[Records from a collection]
************

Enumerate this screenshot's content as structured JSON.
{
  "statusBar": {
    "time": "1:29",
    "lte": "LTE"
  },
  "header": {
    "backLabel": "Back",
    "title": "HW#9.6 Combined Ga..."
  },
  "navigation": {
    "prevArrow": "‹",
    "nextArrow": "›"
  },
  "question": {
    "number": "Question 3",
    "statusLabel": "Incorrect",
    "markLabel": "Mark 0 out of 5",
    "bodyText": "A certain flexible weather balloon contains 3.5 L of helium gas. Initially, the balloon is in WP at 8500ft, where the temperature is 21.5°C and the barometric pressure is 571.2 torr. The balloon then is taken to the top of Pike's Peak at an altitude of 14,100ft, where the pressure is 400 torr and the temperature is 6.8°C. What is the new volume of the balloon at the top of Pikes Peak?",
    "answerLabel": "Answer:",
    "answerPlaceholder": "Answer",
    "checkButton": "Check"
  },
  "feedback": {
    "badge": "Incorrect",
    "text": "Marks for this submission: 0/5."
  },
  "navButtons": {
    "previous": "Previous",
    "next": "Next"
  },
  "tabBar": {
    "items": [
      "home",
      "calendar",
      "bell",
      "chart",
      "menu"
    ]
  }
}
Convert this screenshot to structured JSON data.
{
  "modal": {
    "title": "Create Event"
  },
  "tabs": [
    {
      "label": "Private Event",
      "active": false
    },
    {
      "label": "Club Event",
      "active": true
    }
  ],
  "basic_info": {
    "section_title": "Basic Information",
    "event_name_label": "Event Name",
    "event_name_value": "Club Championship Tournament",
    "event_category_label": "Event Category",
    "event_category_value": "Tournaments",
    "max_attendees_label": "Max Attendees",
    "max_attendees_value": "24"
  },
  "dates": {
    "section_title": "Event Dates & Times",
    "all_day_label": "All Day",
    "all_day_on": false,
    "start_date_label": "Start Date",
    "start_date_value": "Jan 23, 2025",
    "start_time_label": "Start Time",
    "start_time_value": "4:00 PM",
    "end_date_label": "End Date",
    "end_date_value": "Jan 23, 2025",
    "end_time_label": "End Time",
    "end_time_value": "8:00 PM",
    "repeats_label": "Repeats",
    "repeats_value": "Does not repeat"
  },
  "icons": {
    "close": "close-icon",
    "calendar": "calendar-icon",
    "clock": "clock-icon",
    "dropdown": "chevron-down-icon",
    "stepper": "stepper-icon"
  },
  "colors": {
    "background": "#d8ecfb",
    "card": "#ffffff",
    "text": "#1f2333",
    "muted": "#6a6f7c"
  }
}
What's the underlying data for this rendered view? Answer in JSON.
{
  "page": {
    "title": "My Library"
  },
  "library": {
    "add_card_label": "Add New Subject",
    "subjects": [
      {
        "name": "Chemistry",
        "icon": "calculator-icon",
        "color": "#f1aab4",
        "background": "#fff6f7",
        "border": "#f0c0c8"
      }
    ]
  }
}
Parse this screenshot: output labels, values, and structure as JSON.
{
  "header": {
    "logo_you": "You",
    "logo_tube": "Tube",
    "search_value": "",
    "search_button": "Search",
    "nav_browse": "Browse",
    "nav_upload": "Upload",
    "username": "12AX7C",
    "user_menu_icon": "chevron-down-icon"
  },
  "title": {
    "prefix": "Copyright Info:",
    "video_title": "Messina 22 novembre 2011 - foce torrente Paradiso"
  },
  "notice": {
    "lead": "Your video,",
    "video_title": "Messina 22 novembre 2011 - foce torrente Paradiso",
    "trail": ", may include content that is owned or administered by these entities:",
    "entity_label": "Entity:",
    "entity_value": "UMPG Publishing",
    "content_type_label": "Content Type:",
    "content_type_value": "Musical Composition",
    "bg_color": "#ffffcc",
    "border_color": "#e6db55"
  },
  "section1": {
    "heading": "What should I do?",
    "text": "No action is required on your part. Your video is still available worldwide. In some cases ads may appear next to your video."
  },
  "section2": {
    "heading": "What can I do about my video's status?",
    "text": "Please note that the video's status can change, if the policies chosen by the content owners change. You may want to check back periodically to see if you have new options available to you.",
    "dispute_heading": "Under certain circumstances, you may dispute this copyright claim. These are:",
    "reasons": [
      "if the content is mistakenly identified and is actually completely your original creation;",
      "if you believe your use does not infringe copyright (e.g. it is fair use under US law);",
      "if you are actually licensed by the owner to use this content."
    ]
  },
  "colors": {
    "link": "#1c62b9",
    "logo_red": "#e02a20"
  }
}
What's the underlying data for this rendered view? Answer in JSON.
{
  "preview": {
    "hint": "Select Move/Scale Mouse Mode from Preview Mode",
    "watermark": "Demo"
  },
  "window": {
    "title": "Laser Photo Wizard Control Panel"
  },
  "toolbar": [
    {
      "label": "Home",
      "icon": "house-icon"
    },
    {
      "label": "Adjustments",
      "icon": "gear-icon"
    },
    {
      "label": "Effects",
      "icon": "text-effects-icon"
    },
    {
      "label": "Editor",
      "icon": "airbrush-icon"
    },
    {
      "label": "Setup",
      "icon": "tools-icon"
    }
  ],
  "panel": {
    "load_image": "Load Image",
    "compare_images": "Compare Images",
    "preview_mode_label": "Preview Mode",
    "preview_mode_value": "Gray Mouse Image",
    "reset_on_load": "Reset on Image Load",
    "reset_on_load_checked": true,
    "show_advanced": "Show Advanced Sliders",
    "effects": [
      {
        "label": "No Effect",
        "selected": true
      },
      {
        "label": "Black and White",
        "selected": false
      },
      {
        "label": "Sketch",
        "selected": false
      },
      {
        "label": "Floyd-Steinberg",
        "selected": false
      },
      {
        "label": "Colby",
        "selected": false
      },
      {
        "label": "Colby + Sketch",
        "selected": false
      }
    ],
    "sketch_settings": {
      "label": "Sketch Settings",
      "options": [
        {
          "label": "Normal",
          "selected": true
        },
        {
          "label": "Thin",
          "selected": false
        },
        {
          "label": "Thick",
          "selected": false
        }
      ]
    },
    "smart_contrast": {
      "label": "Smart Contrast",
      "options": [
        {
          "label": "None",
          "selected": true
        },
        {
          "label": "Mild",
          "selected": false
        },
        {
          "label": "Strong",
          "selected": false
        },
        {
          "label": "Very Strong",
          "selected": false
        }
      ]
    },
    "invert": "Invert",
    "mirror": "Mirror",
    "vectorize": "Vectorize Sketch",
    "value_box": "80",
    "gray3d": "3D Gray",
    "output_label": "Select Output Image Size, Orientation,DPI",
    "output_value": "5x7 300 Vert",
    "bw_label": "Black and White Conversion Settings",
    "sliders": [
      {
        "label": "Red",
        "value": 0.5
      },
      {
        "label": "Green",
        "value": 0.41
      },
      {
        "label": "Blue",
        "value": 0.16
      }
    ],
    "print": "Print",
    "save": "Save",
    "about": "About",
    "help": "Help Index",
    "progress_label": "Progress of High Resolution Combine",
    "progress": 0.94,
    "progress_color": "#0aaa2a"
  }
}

************

## REQUIREMENTS
Scan the records above for the string "Answer", then report every line that contains it.

## REPLY
    "answerLabel": "Answer:",
    "answerPlaceholder": "Answer",
What's the underlying data for this rendered view? Answer in JSON.
What's the underlying data for this rendered view? Answer in JSON.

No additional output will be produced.